Chart and figure data
——
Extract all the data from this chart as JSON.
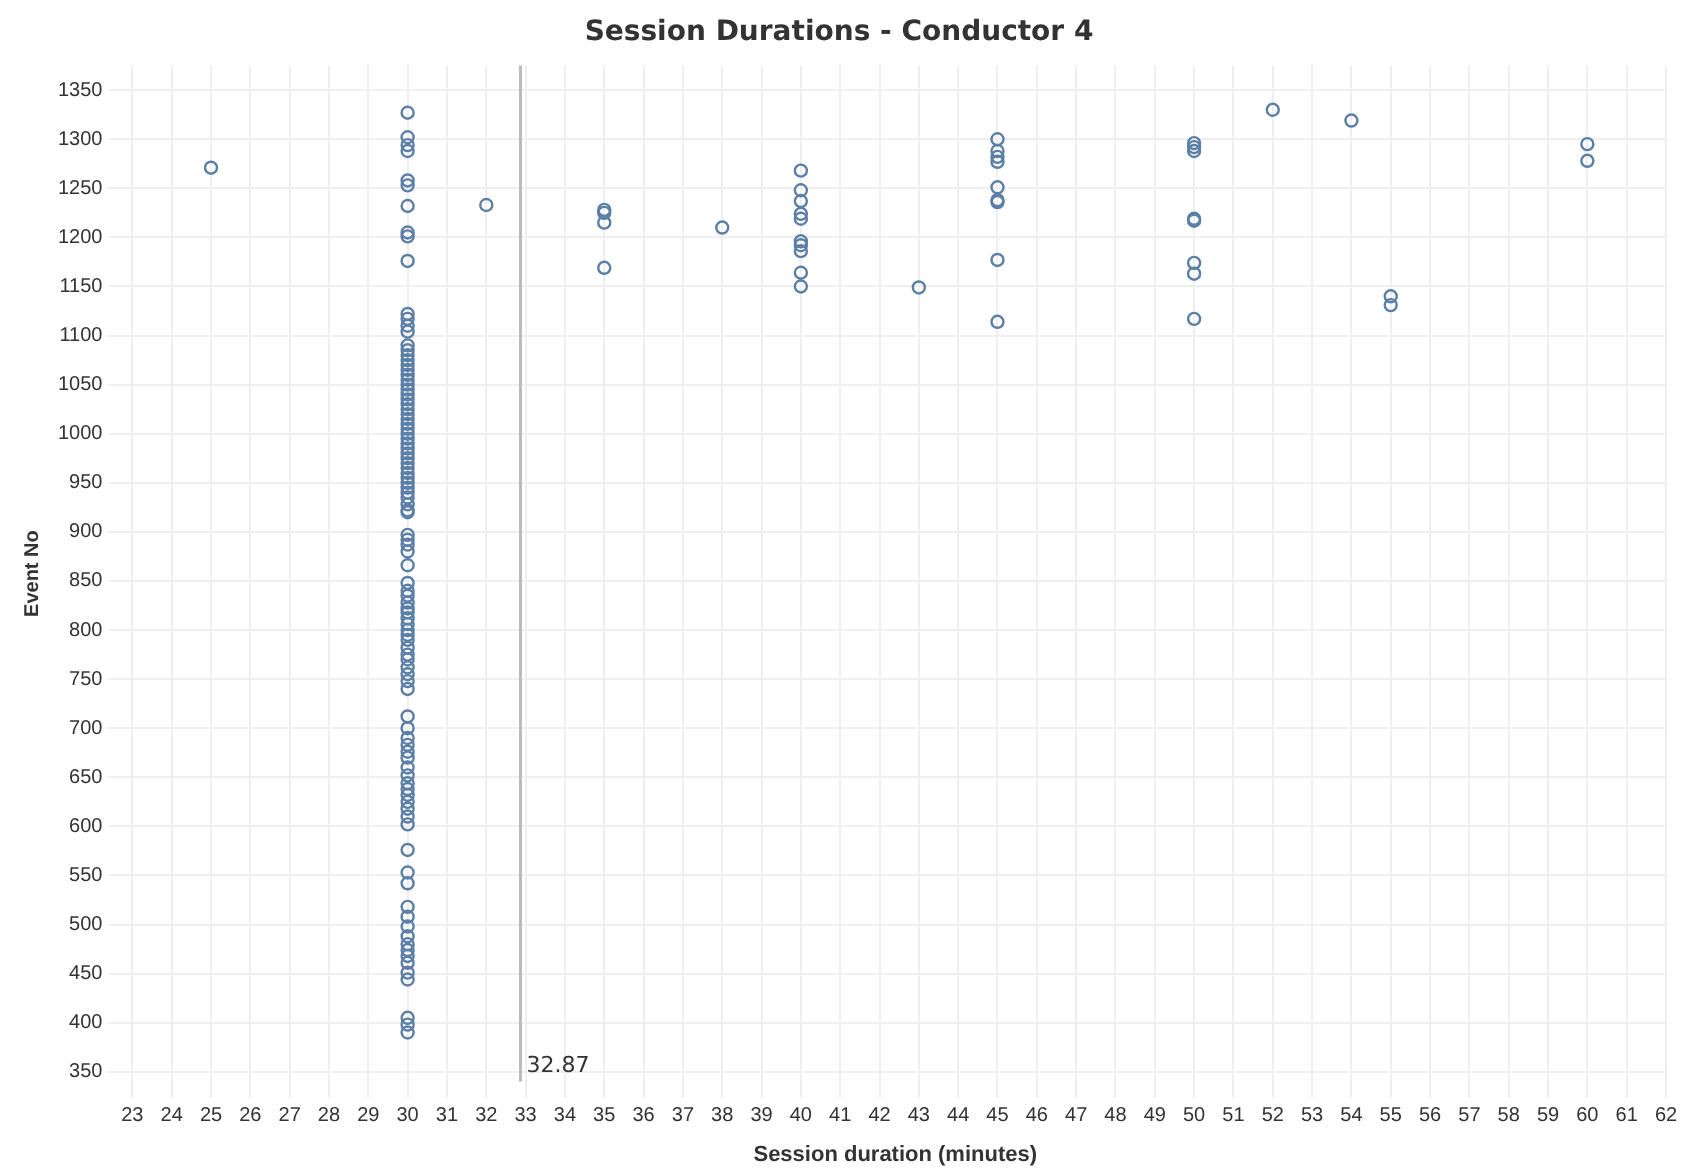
{
  "chart_data": {
    "type": "scatter",
    "title": "Session Durations - Conductor 4",
    "xlabel": "Session duration (minutes)",
    "ylabel": "Event No",
    "series": [
      {
        "color": "#5b7fa6",
        "x": [
          25,
          30,
          30,
          30,
          30,
          30,
          30,
          30,
          30,
          30,
          30,
          32,
          35,
          35,
          35,
          35,
          38,
          40,
          40,
          40,
          40,
          40,
          40,
          40,
          40,
          40,
          40,
          43,
          45,
          45,
          45,
          45,
          45,
          45,
          45,
          45,
          45,
          50,
          50,
          50,
          50,
          50,
          50,
          50,
          50,
          52,
          54,
          55,
          55,
          60,
          60,
          30,
          30,
          30,
          30,
          30,
          30,
          30,
          30,
          30,
          30,
          30,
          30,
          30,
          30,
          30,
          30,
          30,
          30,
          30,
          30,
          30,
          30,
          30,
          30,
          30,
          30,
          30,
          30,
          30,
          30,
          30,
          30,
          30,
          30,
          30,
          30,
          30,
          30,
          30,
          30,
          30,
          30,
          30,
          30,
          30,
          30,
          30,
          30,
          30,
          30,
          30,
          30,
          30,
          30,
          30,
          30,
          30,
          30,
          30,
          30,
          30,
          30,
          30,
          30,
          30,
          30,
          30,
          30,
          30,
          30,
          30,
          30,
          30,
          30,
          30,
          30,
          30,
          30,
          30,
          30,
          30,
          30,
          30,
          30,
          30,
          30,
          30,
          30,
          30,
          30,
          30,
          30,
          30
        ],
        "values": [
          1271,
          1327,
          1302,
          1294,
          1288,
          1258,
          1253,
          1232,
          1205,
          1201,
          1176,
          1233,
          1228,
          1225,
          1215,
          1169,
          1210,
          1268,
          1248,
          1237,
          1224,
          1219,
          1196,
          1192,
          1186,
          1164,
          1150,
          1149,
          1300,
          1288,
          1282,
          1277,
          1251,
          1236,
          1238,
          1177,
          1114,
          1296,
          1292,
          1288,
          1219,
          1217,
          1174,
          1163,
          1117,
          1330,
          1319,
          1140,
          1131,
          1295,
          1278,
          1122,
          1117,
          1110,
          1104,
          1090,
          1085,
          1080,
          1075,
          1070,
          1065,
          1060,
          1055,
          1050,
          1045,
          1040,
          1035,
          1030,
          1025,
          1020,
          1015,
          1010,
          1005,
          1000,
          995,
          990,
          985,
          980,
          975,
          970,
          965,
          960,
          955,
          950,
          945,
          940,
          935,
          928,
          922,
          920,
          897,
          892,
          887,
          880,
          866,
          848,
          840,
          835,
          828,
          822,
          818,
          812,
          806,
          800,
          795,
          790,
          782,
          775,
          770,
          762,
          755,
          748,
          740,
          712,
          700,
          690,
          683,
          676,
          670,
          660,
          652,
          644,
          638,
          632,
          625,
          618,
          610,
          602,
          576,
          553,
          542,
          518,
          508,
          498,
          488,
          480,
          474,
          468,
          461,
          451,
          444,
          405,
          398,
          390
        ]
      }
    ],
    "xlim": [
      22.8,
      62
    ],
    "xticks": [
      23,
      24,
      25,
      26,
      27,
      28,
      29,
      30,
      31,
      32,
      33,
      34,
      35,
      36,
      37,
      38,
      39,
      40,
      41,
      42,
      43,
      44,
      45,
      46,
      47,
      48,
      49,
      50,
      51,
      52,
      53,
      54,
      55,
      56,
      57,
      58,
      59,
      60,
      61,
      62
    ],
    "ylim": [
      340,
      1375
    ],
    "yticks": [
      350,
      400,
      450,
      500,
      550,
      600,
      650,
      700,
      750,
      800,
      850,
      900,
      950,
      1000,
      1050,
      1100,
      1150,
      1200,
      1250,
      1300,
      1350
    ],
    "ref_lines": [
      {
        "axis": "x",
        "value": 32.87,
        "label": "32.87",
        "color": "#bbbbbb"
      }
    ],
    "grid": true,
    "legend": false,
    "marker": "circle"
  }
}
——
# What is expected:
Tally the lines in the records above that contain the word "Session", and give only that number.

# Answer in full:
2